Input rows:
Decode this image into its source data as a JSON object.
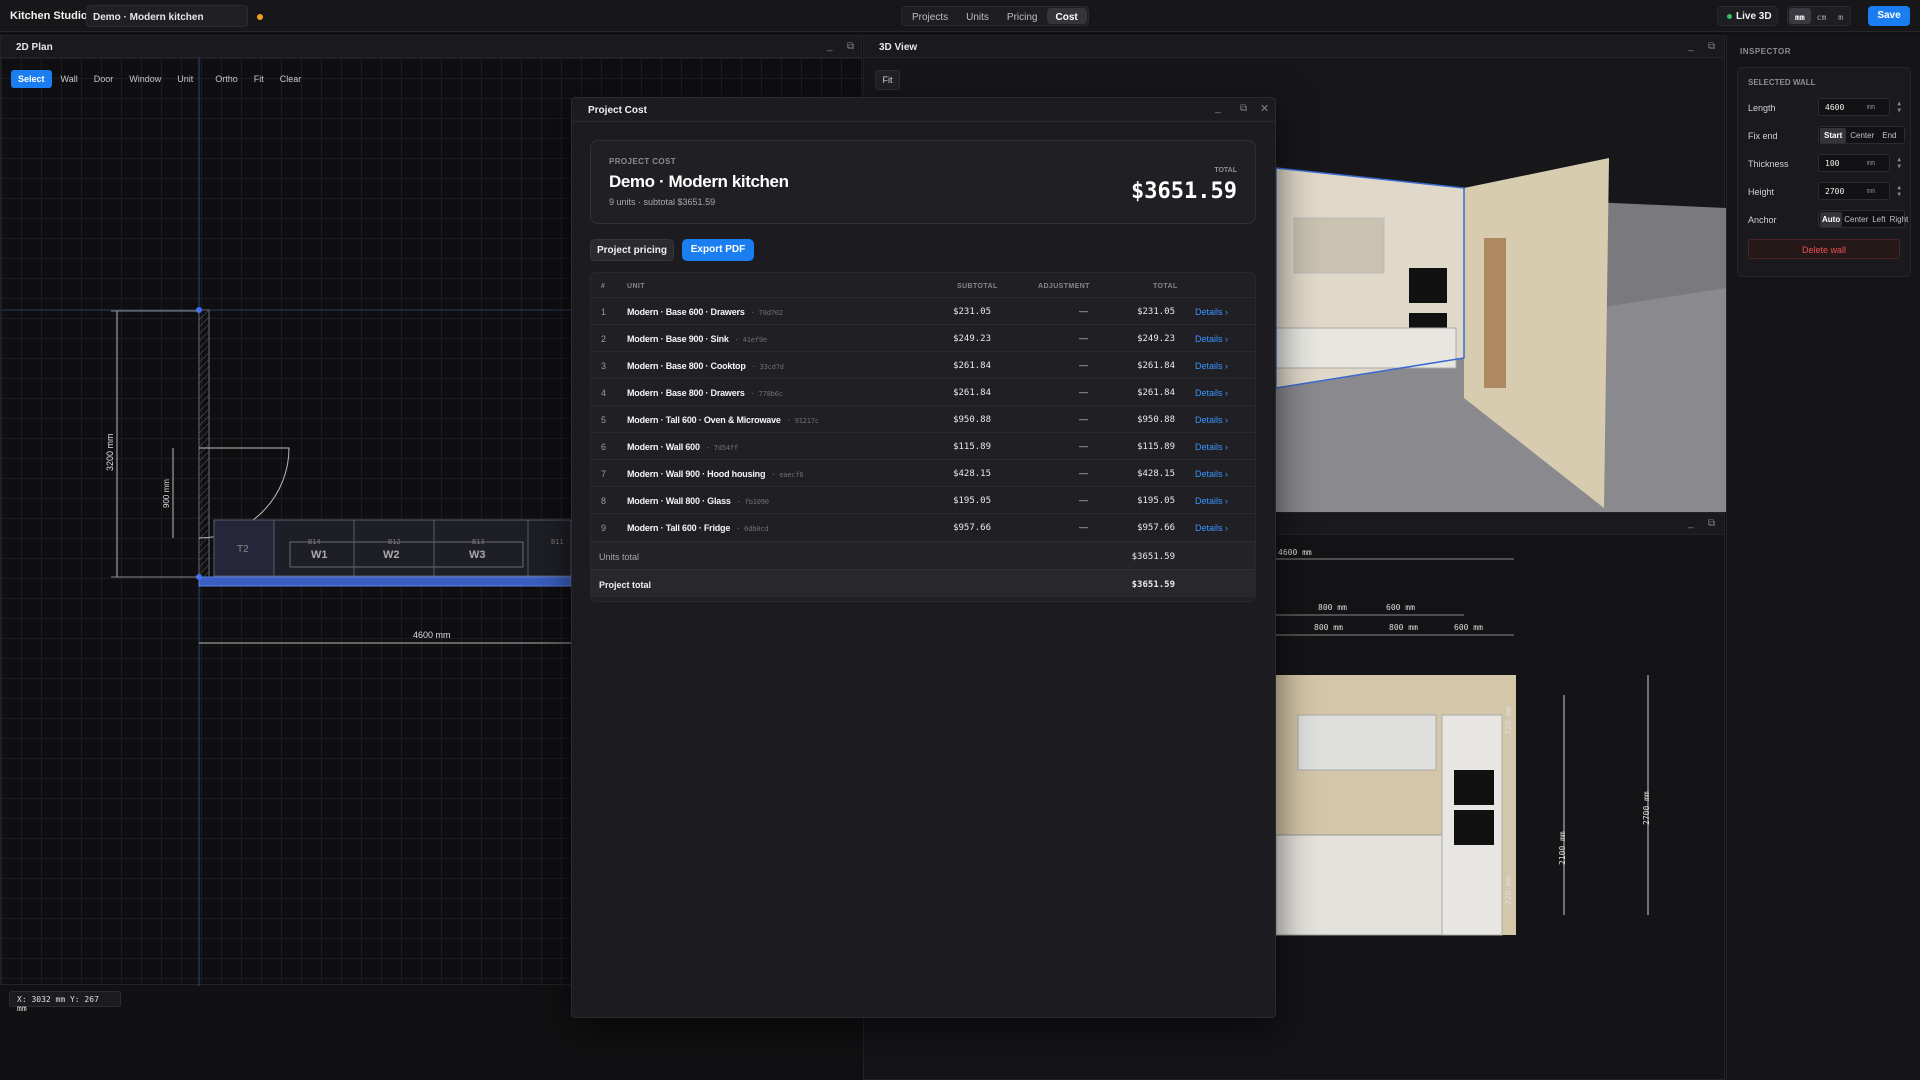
{
  "app": {
    "title": "Kitchen Studio",
    "project_name": "Demo · Modern kitchen"
  },
  "nav": {
    "tabs": [
      "Projects",
      "Units",
      "Pricing",
      "Cost"
    ],
    "active": "Cost"
  },
  "toolbar": {
    "live3d": "Live 3D",
    "units": [
      "mm",
      "cm",
      "m"
    ],
    "save": "Save"
  },
  "plan": {
    "title": "2D Plan",
    "tools": [
      "Select",
      "Wall",
      "Door",
      "Window",
      "Unit",
      "Ortho",
      "Fit",
      "Clear"
    ],
    "active_tool": "Select",
    "dims": {
      "wall_height": "3200 mm",
      "door": "900 mm",
      "width": "4600 mm"
    },
    "unit_labels": {
      "t2": "T2",
      "w1": "W1",
      "w2": "W2",
      "w3": "W3",
      "b14": "B14",
      "b12": "B12",
      "b13": "B13",
      "b11": "B11"
    },
    "coord": "X: 3032 mm   Y: 267 mm"
  },
  "view3d": {
    "title": "3D View",
    "fit": "Fit"
  },
  "elevation": {
    "dims": {
      "top": "4600 mm",
      "a": "800 mm",
      "b": "600 mm",
      "c": "800 mm",
      "d": "800 mm",
      "e": "600 mm",
      "h1": "720 mm",
      "h2": "2100 mm",
      "h3": "2700 mm",
      "h4": "720 mm"
    }
  },
  "inspector": {
    "title": "INSPECTOR",
    "subtitle": "SELECTED WALL",
    "length_label": "Length",
    "length": "4600",
    "unit": "mm",
    "fixend_label": "Fix end",
    "fixend_options": [
      "Start",
      "Center",
      "End"
    ],
    "thickness_label": "Thickness",
    "thickness": "100",
    "height_label": "Height",
    "height": "2700",
    "anchor_label": "Anchor",
    "anchor_options": [
      "Auto",
      "Center",
      "Left",
      "Right"
    ],
    "delete": "Delete wall"
  },
  "cost": {
    "title": "Project Cost",
    "label": "PROJECT COST",
    "name": "Demo · Modern kitchen",
    "meta": "9 units · subtotal $3651.59",
    "total_label": "TOTAL",
    "total": "$3651.59",
    "btn_pricing": "Project pricing",
    "btn_pdf": "Export PDF",
    "headers": {
      "num": "#",
      "unit": "UNIT",
      "subtotal": "SUBTOTAL",
      "adjustment": "ADJUSTMENT",
      "total": "TOTAL"
    },
    "rows": [
      {
        "n": "1",
        "unit": "Modern · Base 600 · Drawers",
        "id": "· 70d702",
        "subtotal": "$231.05",
        "adj": "—",
        "total": "$231.05",
        "details": "Details ›"
      },
      {
        "n": "2",
        "unit": "Modern · Base 900 · Sink",
        "id": "· 41ef9e",
        "subtotal": "$249.23",
        "adj": "—",
        "total": "$249.23",
        "details": "Details ›"
      },
      {
        "n": "3",
        "unit": "Modern · Base 800 · Cooktop",
        "id": "· 33cd7d",
        "subtotal": "$261.84",
        "adj": "—",
        "total": "$261.84",
        "details": "Details ›"
      },
      {
        "n": "4",
        "unit": "Modern · Base 800 · Drawers",
        "id": "· 778b6c",
        "subtotal": "$261.84",
        "adj": "—",
        "total": "$261.84",
        "details": "Details ›"
      },
      {
        "n": "5",
        "unit": "Modern · Tall 600 · Oven & Microwave",
        "id": "· 91217c",
        "subtotal": "$950.88",
        "adj": "—",
        "total": "$950.88",
        "details": "Details ›"
      },
      {
        "n": "6",
        "unit": "Modern · Wall 600",
        "id": "· 7d54ff",
        "subtotal": "$115.89",
        "adj": "—",
        "total": "$115.89",
        "details": "Details ›"
      },
      {
        "n": "7",
        "unit": "Modern · Wall 900 · Hood housing",
        "id": "· eaecf6",
        "subtotal": "$428.15",
        "adj": "—",
        "total": "$428.15",
        "details": "Details ›"
      },
      {
        "n": "8",
        "unit": "Modern · Wall 800 · Glass",
        "id": "· fb1090",
        "subtotal": "$195.05",
        "adj": "—",
        "total": "$195.05",
        "details": "Details ›"
      },
      {
        "n": "9",
        "unit": "Modern · Tall 600 · Fridge",
        "id": "· 6db0cd",
        "subtotal": "$957.66",
        "adj": "—",
        "total": "$957.66",
        "details": "Details ›"
      }
    ],
    "units_total_label": "Units total",
    "units_total": "$3651.59",
    "project_total_label": "Project total",
    "project_total": "$3651.59"
  }
}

Work to be completed:
Scan the listing above. Gather each line that contains the word "Modern".

Exercise response:
    "project_name": "Demo · Modern kitchen"
    "name": "Demo · Modern kitchen",
        "unit": "Modern · Base 600 · Drawers",
        "unit": "Modern · Base 900 · Sink",
        "unit": "Modern · Base 800 · Cooktop",
        "unit": "Modern · Base 800 · Drawers",
        "unit": "Modern · Tall 600 · Oven & Microwave",
        "unit": "Modern · Wall 600",
        "unit": "Modern · Wall 900 · Hood housing",
        "unit": "Modern · Wall 800 · Glass",
        "unit": "Modern · Tall 600 · Fridge",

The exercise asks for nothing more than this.